* Start Extracted entries *

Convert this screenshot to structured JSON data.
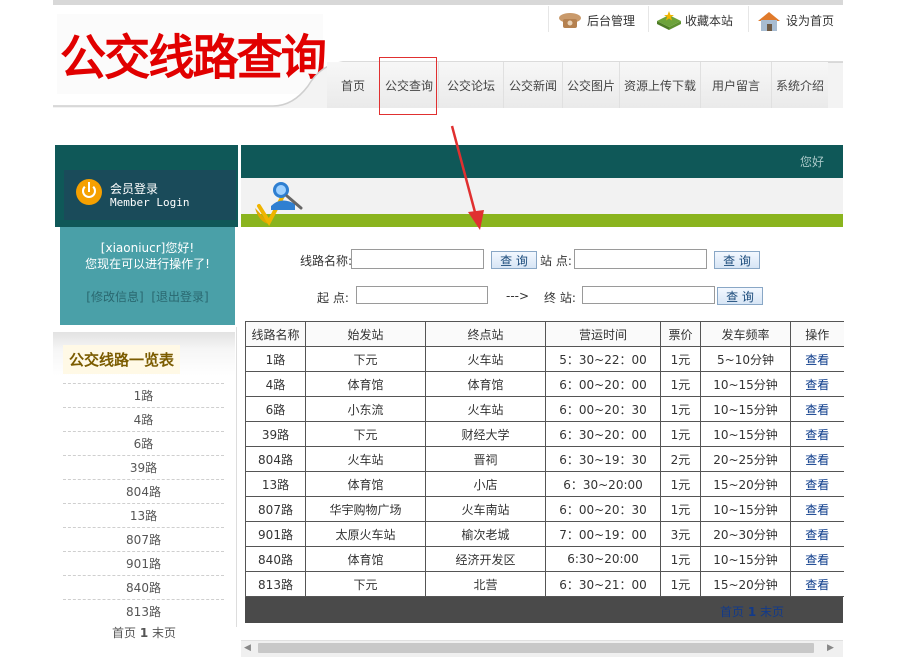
{
  "header": {
    "logo_text": "公交线路查询",
    "top_links": [
      {
        "label": "后台管理",
        "icon": "phone-icon"
      },
      {
        "label": "收藏本站",
        "icon": "star-box-icon"
      },
      {
        "label": "设为首页",
        "icon": "home-icon"
      }
    ],
    "nav": [
      "首页",
      "公交查询",
      "公交论坛",
      "公交新闻",
      "公交图片",
      "资源上传下载",
      "用户留言",
      "系统介绍"
    ],
    "active_nav": "公交查询"
  },
  "login": {
    "title_cn": "会员登录",
    "title_en": "Member Login",
    "welcome_line1": "[xiaoniucr]您好!",
    "welcome_line2": "您现在可以进行操作了!",
    "edit_link": "[修改信息]",
    "logout_link": "[退出登录]"
  },
  "route_list": {
    "title": "公交线路一览表",
    "items": [
      "1路",
      "4路",
      "6路",
      "39路",
      "804路",
      "13路",
      "807路",
      "901路",
      "840路",
      "813路"
    ],
    "pager": {
      "first": "首页",
      "current": "1",
      "last": "末页"
    }
  },
  "banner": {
    "greeting": "您好"
  },
  "search": {
    "line_label": "线路名称:",
    "line_value": "",
    "query_label": "查 询",
    "station_label": "站  点:",
    "station_value": "",
    "from_label": "起  点:",
    "from_value": "",
    "arrow_text": "--->",
    "to_label": "终  站:",
    "to_value": ""
  },
  "table": {
    "headers": [
      "线路名称",
      "始发站",
      "终点站",
      "营运时间",
      "票价",
      "发车频率",
      "操作"
    ],
    "rows": [
      [
        "1路",
        "下元",
        "火车站",
        "5：30~22：00",
        "1元",
        "5~10分钟",
        "查看"
      ],
      [
        "4路",
        "体育馆",
        "体育馆",
        "6：00~20：00",
        "1元",
        "10~15分钟",
        "查看"
      ],
      [
        "6路",
        "小东流",
        "火车站",
        "6：00~20：30",
        "1元",
        "10~15分钟",
        "查看"
      ],
      [
        "39路",
        "下元",
        "财经大学",
        "6：30~20：00",
        "1元",
        "10~15分钟",
        "查看"
      ],
      [
        "804路",
        "火车站",
        "晋祠",
        "6：30~19：30",
        "2元",
        "20~25分钟",
        "查看"
      ],
      [
        "13路",
        "体育馆",
        "小店",
        "6：30~20:00",
        "1元",
        "15~20分钟",
        "查看"
      ],
      [
        "807路",
        "华宇购物广场",
        "火车南站",
        "6：00~20：30",
        "1元",
        "10~15分钟",
        "查看"
      ],
      [
        "901路",
        "太原火车站",
        "榆次老城",
        "7：00~19：00",
        "3元",
        "20~30分钟",
        "查看"
      ],
      [
        "840路",
        "体育馆",
        "经济开发区",
        "6:30~20:00",
        "1元",
        "10~15分钟",
        "查看"
      ],
      [
        "813路",
        "下元",
        "北营",
        "6：30~21：00",
        "1元",
        "15~20分钟",
        "查看"
      ]
    ],
    "pager": {
      "first": "首页",
      "current": "1",
      "last": "末页"
    }
  },
  "colors": {
    "dark_teal": "#0f5858",
    "accent_green": "#8ab41e",
    "logo_red": "#e10000",
    "annotation_red": "#e03030"
  }
}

* End Extracted entries *

Return each line of the data, keeping its wording exact and omitting pictures.

**Solution to this problem:**
Convert this screenshot to structured JSON data.
{
  "header": {
    "logo_text": "公交线路查询",
    "top_links": [
      {
        "label": "后台管理",
        "icon": "phone-icon"
      },
      {
        "label": "收藏本站",
        "icon": "star-box-icon"
      },
      {
        "label": "设为首页",
        "icon": "home-icon"
      }
    ],
    "nav": [
      "首页",
      "公交查询",
      "公交论坛",
      "公交新闻",
      "公交图片",
      "资源上传下载",
      "用户留言",
      "系统介绍"
    ],
    "active_nav": "公交查询"
  },
  "login": {
    "title_cn": "会员登录",
    "title_en": "Member Login",
    "welcome_line1": "[xiaoniucr]您好!",
    "welcome_line2": "您现在可以进行操作了!",
    "edit_link": "[修改信息]",
    "logout_link": "[退出登录]"
  },
  "route_list": {
    "title": "公交线路一览表",
    "items": [
      "1路",
      "4路",
      "6路",
      "39路",
      "804路",
      "13路",
      "807路",
      "901路",
      "840路",
      "813路"
    ],
    "pager": {
      "first": "首页",
      "current": "1",
      "last": "末页"
    }
  },
  "banner": {
    "greeting": "您好"
  },
  "search": {
    "line_label": "线路名称:",
    "line_value": "",
    "query_label": "查 询",
    "station_label": "站  点:",
    "station_value": "",
    "from_label": "起  点:",
    "from_value": "",
    "arrow_text": "--->",
    "to_label": "终  站:",
    "to_value": ""
  },
  "table": {
    "headers": [
      "线路名称",
      "始发站",
      "终点站",
      "营运时间",
      "票价",
      "发车频率",
      "操作"
    ],
    "rows": [
      [
        "1路",
        "下元",
        "火车站",
        "5：30~22：00",
        "1元",
        "5~10分钟",
        "查看"
      ],
      [
        "4路",
        "体育馆",
        "体育馆",
        "6：00~20：00",
        "1元",
        "10~15分钟",
        "查看"
      ],
      [
        "6路",
        "小东流",
        "火车站",
        "6：00~20：30",
        "1元",
        "10~15分钟",
        "查看"
      ],
      [
        "39路",
        "下元",
        "财经大学",
        "6：30~20：00",
        "1元",
        "10~15分钟",
        "查看"
      ],
      [
        "804路",
        "火车站",
        "晋祠",
        "6：30~19：30",
        "2元",
        "20~25分钟",
        "查看"
      ],
      [
        "13路",
        "体育馆",
        "小店",
        "6：30~20:00",
        "1元",
        "15~20分钟",
        "查看"
      ],
      [
        "807路",
        "华宇购物广场",
        "火车南站",
        "6：00~20：30",
        "1元",
        "10~15分钟",
        "查看"
      ],
      [
        "901路",
        "太原火车站",
        "榆次老城",
        "7：00~19：00",
        "3元",
        "20~30分钟",
        "查看"
      ],
      [
        "840路",
        "体育馆",
        "经济开发区",
        "6:30~20:00",
        "1元",
        "10~15分钟",
        "查看"
      ],
      [
        "813路",
        "下元",
        "北营",
        "6：30~21：00",
        "1元",
        "15~20分钟",
        "查看"
      ]
    ],
    "pager": {
      "first": "首页",
      "current": "1",
      "last": "末页"
    }
  },
  "colors": {
    "dark_teal": "#0f5858",
    "accent_green": "#8ab41e",
    "logo_red": "#e10000",
    "annotation_red": "#e03030"
  }
}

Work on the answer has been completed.